(Task description):
In the following material, identify every line holding the string "data" and return it.

(Input rows):

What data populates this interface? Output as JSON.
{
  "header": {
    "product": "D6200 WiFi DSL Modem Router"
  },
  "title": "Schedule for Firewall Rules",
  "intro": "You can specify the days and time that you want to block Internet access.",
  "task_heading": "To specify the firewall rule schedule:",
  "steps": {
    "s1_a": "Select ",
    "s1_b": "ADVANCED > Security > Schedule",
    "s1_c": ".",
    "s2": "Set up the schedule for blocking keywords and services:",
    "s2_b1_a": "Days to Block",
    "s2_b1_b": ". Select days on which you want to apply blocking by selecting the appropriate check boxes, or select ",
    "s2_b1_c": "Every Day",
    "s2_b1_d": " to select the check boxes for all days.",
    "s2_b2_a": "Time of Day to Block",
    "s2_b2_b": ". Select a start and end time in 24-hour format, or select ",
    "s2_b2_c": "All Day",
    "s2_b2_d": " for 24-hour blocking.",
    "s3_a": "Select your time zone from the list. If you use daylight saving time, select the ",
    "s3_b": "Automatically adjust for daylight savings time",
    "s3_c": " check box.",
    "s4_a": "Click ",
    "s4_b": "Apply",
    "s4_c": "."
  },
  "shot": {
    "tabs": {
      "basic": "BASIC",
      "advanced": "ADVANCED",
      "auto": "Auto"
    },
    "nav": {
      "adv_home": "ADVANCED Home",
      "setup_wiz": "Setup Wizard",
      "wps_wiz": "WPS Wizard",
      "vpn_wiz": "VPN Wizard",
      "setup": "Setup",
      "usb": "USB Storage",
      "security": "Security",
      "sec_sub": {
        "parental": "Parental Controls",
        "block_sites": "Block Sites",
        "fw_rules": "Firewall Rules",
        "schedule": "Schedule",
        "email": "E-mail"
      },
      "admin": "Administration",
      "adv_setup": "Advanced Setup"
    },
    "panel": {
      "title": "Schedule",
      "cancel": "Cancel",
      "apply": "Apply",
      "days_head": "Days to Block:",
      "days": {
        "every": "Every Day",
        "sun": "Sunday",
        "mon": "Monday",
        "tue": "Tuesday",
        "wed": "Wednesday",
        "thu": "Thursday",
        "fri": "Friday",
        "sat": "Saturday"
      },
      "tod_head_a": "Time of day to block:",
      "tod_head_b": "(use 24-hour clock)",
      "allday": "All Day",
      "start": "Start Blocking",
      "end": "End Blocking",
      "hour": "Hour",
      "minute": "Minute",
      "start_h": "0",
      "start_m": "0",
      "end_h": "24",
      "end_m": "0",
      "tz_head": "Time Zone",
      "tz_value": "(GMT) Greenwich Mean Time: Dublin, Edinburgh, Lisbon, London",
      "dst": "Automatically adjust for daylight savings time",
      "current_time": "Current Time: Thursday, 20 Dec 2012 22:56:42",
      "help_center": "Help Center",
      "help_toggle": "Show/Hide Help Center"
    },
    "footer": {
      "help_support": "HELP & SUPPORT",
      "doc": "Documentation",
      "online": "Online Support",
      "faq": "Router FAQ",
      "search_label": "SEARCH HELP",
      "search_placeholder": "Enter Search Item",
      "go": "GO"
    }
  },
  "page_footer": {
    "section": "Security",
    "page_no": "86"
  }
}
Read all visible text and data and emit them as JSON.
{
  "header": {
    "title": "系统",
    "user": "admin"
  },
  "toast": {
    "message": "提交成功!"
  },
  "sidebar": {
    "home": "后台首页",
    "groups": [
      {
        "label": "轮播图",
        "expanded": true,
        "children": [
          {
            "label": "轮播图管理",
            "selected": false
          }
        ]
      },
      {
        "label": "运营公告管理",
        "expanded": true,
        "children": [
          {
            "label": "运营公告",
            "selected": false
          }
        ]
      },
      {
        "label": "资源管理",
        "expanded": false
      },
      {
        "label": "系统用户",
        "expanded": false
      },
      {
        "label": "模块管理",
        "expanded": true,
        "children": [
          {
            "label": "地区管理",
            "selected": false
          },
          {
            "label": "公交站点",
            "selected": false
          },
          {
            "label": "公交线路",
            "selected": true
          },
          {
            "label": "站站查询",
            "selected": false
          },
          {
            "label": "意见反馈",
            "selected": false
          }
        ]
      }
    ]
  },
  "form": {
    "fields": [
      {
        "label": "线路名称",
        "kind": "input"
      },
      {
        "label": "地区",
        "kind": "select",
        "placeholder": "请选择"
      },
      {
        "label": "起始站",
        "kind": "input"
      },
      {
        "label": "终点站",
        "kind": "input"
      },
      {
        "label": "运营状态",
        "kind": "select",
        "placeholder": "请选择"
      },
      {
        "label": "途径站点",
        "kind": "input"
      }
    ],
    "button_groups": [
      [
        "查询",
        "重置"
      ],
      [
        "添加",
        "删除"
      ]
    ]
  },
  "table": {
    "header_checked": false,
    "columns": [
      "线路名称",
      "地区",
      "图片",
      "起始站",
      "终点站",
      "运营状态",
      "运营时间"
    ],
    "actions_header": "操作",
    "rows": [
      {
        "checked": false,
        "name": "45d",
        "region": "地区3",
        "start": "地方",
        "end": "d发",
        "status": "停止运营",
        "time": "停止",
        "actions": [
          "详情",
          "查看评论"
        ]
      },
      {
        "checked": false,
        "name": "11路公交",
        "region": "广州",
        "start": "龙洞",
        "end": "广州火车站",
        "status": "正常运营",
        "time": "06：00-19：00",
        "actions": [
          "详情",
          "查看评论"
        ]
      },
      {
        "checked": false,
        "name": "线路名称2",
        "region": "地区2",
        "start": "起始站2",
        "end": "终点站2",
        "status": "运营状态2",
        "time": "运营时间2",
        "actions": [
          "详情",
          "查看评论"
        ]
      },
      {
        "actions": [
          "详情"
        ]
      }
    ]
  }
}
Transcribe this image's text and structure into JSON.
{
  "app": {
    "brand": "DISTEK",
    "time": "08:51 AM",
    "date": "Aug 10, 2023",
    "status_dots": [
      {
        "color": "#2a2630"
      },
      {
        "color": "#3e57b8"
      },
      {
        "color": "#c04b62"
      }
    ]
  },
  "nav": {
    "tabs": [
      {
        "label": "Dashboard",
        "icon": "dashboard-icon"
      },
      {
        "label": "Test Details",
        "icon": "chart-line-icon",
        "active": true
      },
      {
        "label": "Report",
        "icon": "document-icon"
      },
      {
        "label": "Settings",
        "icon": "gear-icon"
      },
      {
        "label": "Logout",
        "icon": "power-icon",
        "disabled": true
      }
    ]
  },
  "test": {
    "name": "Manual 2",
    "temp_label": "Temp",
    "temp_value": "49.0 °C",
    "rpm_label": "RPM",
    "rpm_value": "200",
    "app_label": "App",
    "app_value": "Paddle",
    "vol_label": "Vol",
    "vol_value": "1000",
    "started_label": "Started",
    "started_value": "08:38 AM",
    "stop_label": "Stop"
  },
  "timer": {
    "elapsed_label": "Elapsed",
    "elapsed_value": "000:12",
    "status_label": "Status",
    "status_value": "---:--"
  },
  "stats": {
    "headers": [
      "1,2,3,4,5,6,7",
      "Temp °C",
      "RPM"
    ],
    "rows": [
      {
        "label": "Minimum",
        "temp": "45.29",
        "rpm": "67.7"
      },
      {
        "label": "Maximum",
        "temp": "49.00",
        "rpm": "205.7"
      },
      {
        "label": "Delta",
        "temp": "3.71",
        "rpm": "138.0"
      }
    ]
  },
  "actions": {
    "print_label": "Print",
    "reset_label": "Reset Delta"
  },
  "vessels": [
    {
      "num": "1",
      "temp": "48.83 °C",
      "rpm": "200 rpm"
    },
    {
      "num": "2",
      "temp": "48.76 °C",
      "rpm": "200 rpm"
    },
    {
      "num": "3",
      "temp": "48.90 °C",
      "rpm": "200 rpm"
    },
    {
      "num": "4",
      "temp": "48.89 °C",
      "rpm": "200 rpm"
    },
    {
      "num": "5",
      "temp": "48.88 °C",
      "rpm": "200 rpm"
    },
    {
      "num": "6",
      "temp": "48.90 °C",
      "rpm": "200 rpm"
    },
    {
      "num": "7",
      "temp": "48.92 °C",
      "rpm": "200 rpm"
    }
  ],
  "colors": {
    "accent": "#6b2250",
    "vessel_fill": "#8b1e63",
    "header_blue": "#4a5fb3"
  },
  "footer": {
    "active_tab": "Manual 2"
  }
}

(Answer for this exercise):
What data populates this interface? Output as JSON.
Read all visible text and data and emit them as JSON.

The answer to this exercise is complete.